[Raw records]

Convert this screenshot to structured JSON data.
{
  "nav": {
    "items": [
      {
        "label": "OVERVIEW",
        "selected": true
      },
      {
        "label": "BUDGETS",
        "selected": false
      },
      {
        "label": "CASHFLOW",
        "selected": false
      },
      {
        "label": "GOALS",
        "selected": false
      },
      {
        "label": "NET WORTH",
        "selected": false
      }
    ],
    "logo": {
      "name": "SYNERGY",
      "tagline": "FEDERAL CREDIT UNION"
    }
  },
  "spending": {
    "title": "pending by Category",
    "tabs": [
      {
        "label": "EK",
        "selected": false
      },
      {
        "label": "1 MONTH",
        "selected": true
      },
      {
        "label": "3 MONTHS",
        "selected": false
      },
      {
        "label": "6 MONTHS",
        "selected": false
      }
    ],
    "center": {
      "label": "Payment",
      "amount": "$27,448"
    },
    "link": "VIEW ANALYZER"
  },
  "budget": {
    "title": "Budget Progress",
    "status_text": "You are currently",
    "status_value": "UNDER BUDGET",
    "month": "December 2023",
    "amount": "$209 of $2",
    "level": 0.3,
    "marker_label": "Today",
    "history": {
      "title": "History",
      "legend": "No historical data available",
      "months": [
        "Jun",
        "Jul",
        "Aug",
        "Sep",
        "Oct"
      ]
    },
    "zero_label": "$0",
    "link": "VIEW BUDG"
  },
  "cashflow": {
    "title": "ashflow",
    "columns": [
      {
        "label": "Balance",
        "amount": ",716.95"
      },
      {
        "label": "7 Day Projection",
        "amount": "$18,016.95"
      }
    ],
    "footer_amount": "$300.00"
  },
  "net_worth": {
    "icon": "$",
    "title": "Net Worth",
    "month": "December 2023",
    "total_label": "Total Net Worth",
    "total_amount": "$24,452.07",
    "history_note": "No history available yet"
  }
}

## Problem description
Print the records above in full, exactly.

## Exercise result
Convert this screenshot to structured JSON data.
{
  "nav": {
    "items": [
      {
        "label": "OVERVIEW",
        "selected": true
      },
      {
        "label": "BUDGETS",
        "selected": false
      },
      {
        "label": "CASHFLOW",
        "selected": false
      },
      {
        "label": "GOALS",
        "selected": false
      },
      {
        "label": "NET WORTH",
        "selected": false
      }
    ],
    "logo": {
      "name": "SYNERGY",
      "tagline": "FEDERAL CREDIT UNION"
    }
  },
  "spending": {
    "title": "pending by Category",
    "tabs": [
      {
        "label": "EK",
        "selected": false
      },
      {
        "label": "1 MONTH",
        "selected": true
      },
      {
        "label": "3 MONTHS",
        "selected": false
      },
      {
        "label": "6 MONTHS",
        "selected": false
      }
    ],
    "center": {
      "label": "Payment",
      "amount": "$27,448"
    },
    "link": "VIEW ANALYZER"
  },
  "budget": {
    "title": "Budget Progress",
    "status_text": "You are currently",
    "status_value": "UNDER BUDGET",
    "month": "December 2023",
    "amount": "$209 of $2",
    "level": 0.3,
    "marker_label": "Today",
    "history": {
      "title": "History",
      "legend": "No historical data available",
      "months": [
        "Jun",
        "Jul",
        "Aug",
        "Sep",
        "Oct"
      ]
    },
    "zero_label": "$0",
    "link": "VIEW BUDG"
  },
  "cashflow": {
    "title": "ashflow",
    "columns": [
      {
        "label": "Balance",
        "amount": ",716.95"
      },
      {
        "label": "7 Day Projection",
        "amount": "$18,016.95"
      }
    ],
    "footer_amount": "$300.00"
  },
  "net_worth": {
    "icon": "$",
    "title": "Net Worth",
    "month": "December 2023",
    "total_label": "Total Net Worth",
    "total_amount": "$24,452.07",
    "history_note": "No history available yet"
  }
}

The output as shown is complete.